-- Start of Records --
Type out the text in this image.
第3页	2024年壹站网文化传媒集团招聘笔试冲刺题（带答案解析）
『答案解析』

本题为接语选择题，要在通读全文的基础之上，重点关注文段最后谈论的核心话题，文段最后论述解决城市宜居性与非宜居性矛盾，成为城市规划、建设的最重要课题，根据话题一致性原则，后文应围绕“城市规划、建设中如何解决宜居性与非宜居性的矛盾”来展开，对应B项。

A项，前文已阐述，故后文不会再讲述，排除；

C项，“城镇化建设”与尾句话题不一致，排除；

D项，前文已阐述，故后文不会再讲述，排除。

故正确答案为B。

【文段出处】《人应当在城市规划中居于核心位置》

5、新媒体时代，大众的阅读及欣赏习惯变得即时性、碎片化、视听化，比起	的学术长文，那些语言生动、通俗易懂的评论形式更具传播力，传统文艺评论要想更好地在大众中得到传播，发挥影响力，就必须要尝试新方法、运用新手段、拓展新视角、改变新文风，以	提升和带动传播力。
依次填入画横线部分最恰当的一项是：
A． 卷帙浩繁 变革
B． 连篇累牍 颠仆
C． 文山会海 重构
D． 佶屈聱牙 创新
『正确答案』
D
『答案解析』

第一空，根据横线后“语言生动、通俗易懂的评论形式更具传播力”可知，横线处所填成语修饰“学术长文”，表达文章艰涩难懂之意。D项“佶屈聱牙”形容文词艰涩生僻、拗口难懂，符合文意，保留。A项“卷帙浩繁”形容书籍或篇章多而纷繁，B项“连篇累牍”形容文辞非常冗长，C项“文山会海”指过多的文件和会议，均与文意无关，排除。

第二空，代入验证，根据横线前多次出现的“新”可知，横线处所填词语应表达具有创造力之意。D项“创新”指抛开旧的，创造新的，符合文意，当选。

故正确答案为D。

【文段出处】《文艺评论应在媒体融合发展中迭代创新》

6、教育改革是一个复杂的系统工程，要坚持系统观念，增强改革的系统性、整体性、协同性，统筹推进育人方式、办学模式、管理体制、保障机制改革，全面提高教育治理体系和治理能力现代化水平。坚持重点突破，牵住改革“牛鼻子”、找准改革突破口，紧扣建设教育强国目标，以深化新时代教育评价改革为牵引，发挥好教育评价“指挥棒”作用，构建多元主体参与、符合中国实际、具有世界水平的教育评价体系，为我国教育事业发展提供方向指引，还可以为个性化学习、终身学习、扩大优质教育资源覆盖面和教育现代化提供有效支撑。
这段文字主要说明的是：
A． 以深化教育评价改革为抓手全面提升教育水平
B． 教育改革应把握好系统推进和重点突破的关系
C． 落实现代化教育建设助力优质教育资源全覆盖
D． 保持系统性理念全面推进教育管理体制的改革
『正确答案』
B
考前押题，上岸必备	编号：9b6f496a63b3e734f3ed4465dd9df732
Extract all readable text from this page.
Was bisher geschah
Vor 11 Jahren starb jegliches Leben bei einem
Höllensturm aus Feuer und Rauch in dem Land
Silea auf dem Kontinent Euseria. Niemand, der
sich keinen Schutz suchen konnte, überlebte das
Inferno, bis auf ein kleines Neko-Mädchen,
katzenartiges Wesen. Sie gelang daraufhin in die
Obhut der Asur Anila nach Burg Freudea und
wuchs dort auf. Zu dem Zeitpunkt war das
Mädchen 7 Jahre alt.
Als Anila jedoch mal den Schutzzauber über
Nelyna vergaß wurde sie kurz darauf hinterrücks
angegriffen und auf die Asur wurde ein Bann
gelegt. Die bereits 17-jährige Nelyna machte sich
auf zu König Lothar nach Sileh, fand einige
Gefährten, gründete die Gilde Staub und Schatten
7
-- End of Records --
Problem
Repeat all the entries word for word.

Final answer
Type out the text in this image.
第3页	2024年壹站网文化传媒集团招聘笔试冲刺题（带答案解析）
『答案解析』

本题为接语选择题，要在通读全文的基础之上，重点关注文段最后谈论的核心话题，文段最后论述解决城市宜居性与非宜居性矛盾，成为城市规划、建设的最重要课题，根据话题一致性原则，后文应围绕“城市规划、建设中如何解决宜居性与非宜居性的矛盾”来展开，对应B项。

A项，前文已阐述，故后文不会再讲述，排除；

C项，“城镇化建设”与尾句话题不一致，排除；

D项，前文已阐述，故后文不会再讲述，排除。

故正确答案为B。

【文段出处】《人应当在城市规划中居于核心位置》

5、新媒体时代，大众的阅读及欣赏习惯变得即时性、碎片化、视听化，比起	的学术长文，那些语言生动、通俗易懂的评论形式更具传播力，传统文艺评论要想更好地在大众中得到传播，发挥影响力，就必须要尝试新方法、运用新手段、拓展新视角、改变新文风，以	提升和带动传播力。
依次填入画横线部分最恰当的一项是：
A． 卷帙浩繁 变革
B． 连篇累牍 颠仆
C． 文山会海 重构
D． 佶屈聱牙 创新
『正确答案』
D
『答案解析』

第一空，根据横线后“语言生动、通俗易懂的评论形式更具传播力”可知，横线处所填成语修饰“学术长文”，表达文章艰涩难懂之意。D项“佶屈聱牙”形容文词艰涩生僻、拗口难懂，符合文意，保留。A项“卷帙浩繁”形容书籍或篇章多而纷繁，B项“连篇累牍”形容文辞非常冗长，C项“文山会海”指过多的文件和会议，均与文意无关，排除。

第二空，代入验证，根据横线前多次出现的“新”可知，横线处所填词语应表达具有创造力之意。D项“创新”指抛开旧的，创造新的，符合文意，当选。

故正确答案为D。

【文段出处】《文艺评论应在媒体融合发展中迭代创新》

6、教育改革是一个复杂的系统工程，要坚持系统观念，增强改革的系统性、整体性、协同性，统筹推进育人方式、办学模式、管理体制、保障机制改革，全面提高教育治理体系和治理能力现代化水平。坚持重点突破，牵住改革“牛鼻子”、找准改革突破口，紧扣建设教育强国目标，以深化新时代教育评价改革为牵引，发挥好教育评价“指挥棒”作用，构建多元主体参与、符合中国实际、具有世界水平的教育评价体系，为我国教育事业发展提供方向指引，还可以为个性化学习、终身学习、扩大优质教育资源覆盖面和教育现代化提供有效支撑。
这段文字主要说明的是：
A． 以深化教育评价改革为抓手全面提升教育水平
B． 教育改革应把握好系统推进和重点突破的关系
C． 落实现代化教育建设助力优质教育资源全覆盖
D． 保持系统性理念全面推进教育管理体制的改革
『正确答案』
B
考前押题，上岸必备	编号：9b6f496a63b3e734f3ed4465dd9df732
Extract all readable text from this page.
Was bisher geschah
Vor 11 Jahren starb jegliches Leben bei einem
Höllensturm aus Feuer und Rauch in dem Land
Silea auf dem Kontinent Euseria. Niemand, der
sich keinen Schutz suchen konnte, überlebte das
Inferno, bis auf ein kleines Neko-Mädchen,
katzenartiges Wesen. Sie gelang daraufhin in die
Obhut der Asur Anila nach Burg Freudea und
wuchs dort auf. Zu dem Zeitpunkt war das
Mädchen 7 Jahre alt.
Als Anila jedoch mal den Schutzzauber über
Nelyna vergaß wurde sie kurz darauf hinterrücks
angegriffen und auf die Asur wurde ein Bann
gelegt. Die bereits 17-jährige Nelyna machte sich
auf zu König Lothar nach Sileh, fand einige
Gefährten, gründete die Gilde Staub und Schatten
7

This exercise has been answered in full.